▶ _Extracted entries_

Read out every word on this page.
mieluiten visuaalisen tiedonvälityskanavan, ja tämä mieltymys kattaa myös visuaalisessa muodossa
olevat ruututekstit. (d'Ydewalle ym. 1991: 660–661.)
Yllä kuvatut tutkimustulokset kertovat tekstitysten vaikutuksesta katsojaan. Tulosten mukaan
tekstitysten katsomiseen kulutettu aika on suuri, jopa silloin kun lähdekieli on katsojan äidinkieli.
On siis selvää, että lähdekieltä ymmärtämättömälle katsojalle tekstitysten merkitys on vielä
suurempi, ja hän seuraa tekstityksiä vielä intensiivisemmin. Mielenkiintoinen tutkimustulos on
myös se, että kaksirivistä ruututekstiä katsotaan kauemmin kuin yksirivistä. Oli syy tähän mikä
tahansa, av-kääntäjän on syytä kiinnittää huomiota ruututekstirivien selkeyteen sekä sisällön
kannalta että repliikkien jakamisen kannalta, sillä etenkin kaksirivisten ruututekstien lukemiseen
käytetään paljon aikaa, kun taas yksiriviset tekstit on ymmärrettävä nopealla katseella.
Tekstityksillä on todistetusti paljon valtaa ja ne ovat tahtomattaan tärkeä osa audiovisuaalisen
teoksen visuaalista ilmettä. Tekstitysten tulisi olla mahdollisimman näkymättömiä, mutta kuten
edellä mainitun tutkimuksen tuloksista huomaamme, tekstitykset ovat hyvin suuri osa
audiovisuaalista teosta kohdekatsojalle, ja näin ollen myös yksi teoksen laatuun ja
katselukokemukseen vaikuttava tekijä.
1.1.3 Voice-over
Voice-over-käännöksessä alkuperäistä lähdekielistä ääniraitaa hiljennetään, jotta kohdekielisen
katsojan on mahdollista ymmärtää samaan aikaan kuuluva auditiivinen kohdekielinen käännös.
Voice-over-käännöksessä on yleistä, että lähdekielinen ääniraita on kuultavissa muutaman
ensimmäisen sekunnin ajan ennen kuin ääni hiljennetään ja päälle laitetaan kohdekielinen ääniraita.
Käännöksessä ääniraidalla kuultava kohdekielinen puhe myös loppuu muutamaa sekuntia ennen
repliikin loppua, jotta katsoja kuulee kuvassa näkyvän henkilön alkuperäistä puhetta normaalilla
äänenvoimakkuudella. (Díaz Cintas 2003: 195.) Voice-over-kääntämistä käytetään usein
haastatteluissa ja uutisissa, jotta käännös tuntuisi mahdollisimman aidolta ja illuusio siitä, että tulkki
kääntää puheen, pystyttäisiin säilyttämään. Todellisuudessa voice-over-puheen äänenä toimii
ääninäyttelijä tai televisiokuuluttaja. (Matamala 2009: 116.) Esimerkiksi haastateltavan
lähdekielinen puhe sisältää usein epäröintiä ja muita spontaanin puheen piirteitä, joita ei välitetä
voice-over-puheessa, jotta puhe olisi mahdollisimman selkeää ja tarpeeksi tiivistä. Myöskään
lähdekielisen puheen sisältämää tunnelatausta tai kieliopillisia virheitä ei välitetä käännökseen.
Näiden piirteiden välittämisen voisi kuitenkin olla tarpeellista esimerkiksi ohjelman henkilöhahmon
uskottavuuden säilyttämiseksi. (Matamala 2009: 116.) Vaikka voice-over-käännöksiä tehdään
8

▶ _Task objective_
In the records above, how many lines hold the string "vielä"? Reply with only the number.

▶ _Answer to the problem_
2